──────── Source material

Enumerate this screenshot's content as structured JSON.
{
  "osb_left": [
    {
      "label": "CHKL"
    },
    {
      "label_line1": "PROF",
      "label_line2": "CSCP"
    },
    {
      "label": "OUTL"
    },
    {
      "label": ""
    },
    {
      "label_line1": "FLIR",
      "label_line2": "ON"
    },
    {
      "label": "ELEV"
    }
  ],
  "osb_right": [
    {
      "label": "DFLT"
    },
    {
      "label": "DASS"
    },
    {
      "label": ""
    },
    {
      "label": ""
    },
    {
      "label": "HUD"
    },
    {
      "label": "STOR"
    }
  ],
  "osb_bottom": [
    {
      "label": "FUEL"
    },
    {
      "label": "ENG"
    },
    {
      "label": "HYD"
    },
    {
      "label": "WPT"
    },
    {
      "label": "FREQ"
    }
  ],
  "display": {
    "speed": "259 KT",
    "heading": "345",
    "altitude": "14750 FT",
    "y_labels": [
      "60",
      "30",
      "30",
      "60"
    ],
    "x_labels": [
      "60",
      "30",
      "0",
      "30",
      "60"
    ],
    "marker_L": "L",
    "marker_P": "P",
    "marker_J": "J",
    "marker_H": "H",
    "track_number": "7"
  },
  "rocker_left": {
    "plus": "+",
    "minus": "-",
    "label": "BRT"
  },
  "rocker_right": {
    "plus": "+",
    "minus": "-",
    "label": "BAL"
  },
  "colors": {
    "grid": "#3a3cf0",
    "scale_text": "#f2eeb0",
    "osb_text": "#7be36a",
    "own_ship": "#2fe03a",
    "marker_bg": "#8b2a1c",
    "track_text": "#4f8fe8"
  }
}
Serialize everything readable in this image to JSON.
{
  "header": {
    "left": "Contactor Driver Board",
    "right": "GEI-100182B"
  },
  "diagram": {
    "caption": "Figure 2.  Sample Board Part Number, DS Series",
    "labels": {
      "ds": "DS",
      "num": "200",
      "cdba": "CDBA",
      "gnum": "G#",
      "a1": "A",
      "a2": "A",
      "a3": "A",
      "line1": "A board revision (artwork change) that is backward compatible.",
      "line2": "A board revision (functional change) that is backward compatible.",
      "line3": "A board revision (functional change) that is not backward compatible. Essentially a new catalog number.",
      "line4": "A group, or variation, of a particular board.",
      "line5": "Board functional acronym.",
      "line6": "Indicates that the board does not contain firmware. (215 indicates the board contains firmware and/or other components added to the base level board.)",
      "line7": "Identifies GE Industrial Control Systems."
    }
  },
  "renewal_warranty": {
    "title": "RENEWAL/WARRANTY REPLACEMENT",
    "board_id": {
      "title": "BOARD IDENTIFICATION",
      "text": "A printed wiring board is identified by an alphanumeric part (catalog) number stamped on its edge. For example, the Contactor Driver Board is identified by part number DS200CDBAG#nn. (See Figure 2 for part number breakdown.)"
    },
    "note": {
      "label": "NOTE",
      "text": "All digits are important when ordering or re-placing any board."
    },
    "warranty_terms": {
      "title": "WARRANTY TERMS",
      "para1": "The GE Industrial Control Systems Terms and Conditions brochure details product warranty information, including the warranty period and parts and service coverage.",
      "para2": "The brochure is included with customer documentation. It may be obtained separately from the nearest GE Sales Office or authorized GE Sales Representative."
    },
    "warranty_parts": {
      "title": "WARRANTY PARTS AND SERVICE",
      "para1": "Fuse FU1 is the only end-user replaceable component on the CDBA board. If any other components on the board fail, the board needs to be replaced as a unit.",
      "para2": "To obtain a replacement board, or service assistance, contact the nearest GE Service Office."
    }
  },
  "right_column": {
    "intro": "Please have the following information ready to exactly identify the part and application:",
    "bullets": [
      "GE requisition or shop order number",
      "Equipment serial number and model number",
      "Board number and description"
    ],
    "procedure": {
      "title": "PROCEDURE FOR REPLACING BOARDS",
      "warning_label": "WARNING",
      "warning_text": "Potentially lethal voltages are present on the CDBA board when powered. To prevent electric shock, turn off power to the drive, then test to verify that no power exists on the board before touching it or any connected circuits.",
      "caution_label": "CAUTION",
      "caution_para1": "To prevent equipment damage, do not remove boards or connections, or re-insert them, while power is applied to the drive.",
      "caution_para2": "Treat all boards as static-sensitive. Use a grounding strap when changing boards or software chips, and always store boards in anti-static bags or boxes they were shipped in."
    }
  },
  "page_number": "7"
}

────────────────

### Given exercise
Copy out the whole listing, exactly as written.

### Task solution
Enumerate this screenshot's content as structured JSON.
{
  "osb_left": [
    {
      "label": "CHKL"
    },
    {
      "label_line1": "PROF",
      "label_line2": "CSCP"
    },
    {
      "label": "OUTL"
    },
    {
      "label": ""
    },
    {
      "label_line1": "FLIR",
      "label_line2": "ON"
    },
    {
      "label": "ELEV"
    }
  ],
  "osb_right": [
    {
      "label": "DFLT"
    },
    {
      "label": "DASS"
    },
    {
      "label": ""
    },
    {
      "label": ""
    },
    {
      "label": "HUD"
    },
    {
      "label": "STOR"
    }
  ],
  "osb_bottom": [
    {
      "label": "FUEL"
    },
    {
      "label": "ENG"
    },
    {
      "label": "HYD"
    },
    {
      "label": "WPT"
    },
    {
      "label": "FREQ"
    }
  ],
  "display": {
    "speed": "259 KT",
    "heading": "345",
    "altitude": "14750 FT",
    "y_labels": [
      "60",
      "30",
      "30",
      "60"
    ],
    "x_labels": [
      "60",
      "30",
      "0",
      "30",
      "60"
    ],
    "marker_L": "L",
    "marker_P": "P",
    "marker_J": "J",
    "marker_H": "H",
    "track_number": "7"
  },
  "rocker_left": {
    "plus": "+",
    "minus": "-",
    "label": "BRT"
  },
  "rocker_right": {
    "plus": "+",
    "minus": "-",
    "label": "BAL"
  },
  "colors": {
    "grid": "#3a3cf0",
    "scale_text": "#f2eeb0",
    "osb_text": "#7be36a",
    "own_ship": "#2fe03a",
    "marker_bg": "#8b2a1c",
    "track_text": "#4f8fe8"
  }
}
Serialize everything readable in this image to JSON.
{
  "header": {
    "left": "Contactor Driver Board",
    "right": "GEI-100182B"
  },
  "diagram": {
    "caption": "Figure 2.  Sample Board Part Number, DS Series",
    "labels": {
      "ds": "DS",
      "num": "200",
      "cdba": "CDBA",
      "gnum": "G#",
      "a1": "A",
      "a2": "A",
      "a3": "A",
      "line1": "A board revision (artwork change) that is backward compatible.",
      "line2": "A board revision (functional change) that is backward compatible.",
      "line3": "A board revision (functional change) that is not backward compatible. Essentially a new catalog number.",
      "line4": "A group, or variation, of a particular board.",
      "line5": "Board functional acronym.",
      "line6": "Indicates that the board does not contain firmware. (215 indicates the board contains firmware and/or other components added to the base level board.)",
      "line7": "Identifies GE Industrial Control Systems."
    }
  },
  "renewal_warranty": {
    "title": "RENEWAL/WARRANTY REPLACEMENT",
    "board_id": {
      "title": "BOARD IDENTIFICATION",
      "text": "A printed wiring board is identified by an alphanumeric part (catalog) number stamped on its edge. For example, the Contactor Driver Board is identified by part number DS200CDBAG#nn. (See Figure 2 for part number breakdown.)"
    },
    "note": {
      "label": "NOTE",
      "text": "All digits are important when ordering or re-placing any board."
    },
    "warranty_terms": {
      "title": "WARRANTY TERMS",
      "para1": "The GE Industrial Control Systems Terms and Conditions brochure details product warranty information, including the warranty period and parts and service coverage.",
      "para2": "The brochure is included with customer documentation. It may be obtained separately from the nearest GE Sales Office or authorized GE Sales Representative."
    },
    "warranty_parts": {
      "title": "WARRANTY PARTS AND SERVICE",
      "para1": "Fuse FU1 is the only end-user replaceable component on the CDBA board. If any other components on the board fail, the board needs to be replaced as a unit.",
      "para2": "To obtain a replacement board, or service assistance, contact the nearest GE Service Office."
    }
  },
  "right_column": {
    "intro": "Please have the following information ready to exactly identify the part and application:",
    "bullets": [
      "GE requisition or shop order number",
      "Equipment serial number and model number",
      "Board number and description"
    ],
    "procedure": {
      "title": "PROCEDURE FOR REPLACING BOARDS",
      "warning_label": "WARNING",
      "warning_text": "Potentially lethal voltages are present on the CDBA board when powered. To prevent electric shock, turn off power to the drive, then test to verify that no power exists on the board before touching it or any connected circuits.",
      "caution_label": "CAUTION",
      "caution_para1": "To prevent equipment damage, do not remove boards or connections, or re-insert them, while power is applied to the drive.",
      "caution_para2": "Treat all boards as static-sensitive. Use a grounding strap when changing boards or software chips, and always store boards in anti-static bags or boxes they were shipped in."
    }
  },
  "page_number": "7"
}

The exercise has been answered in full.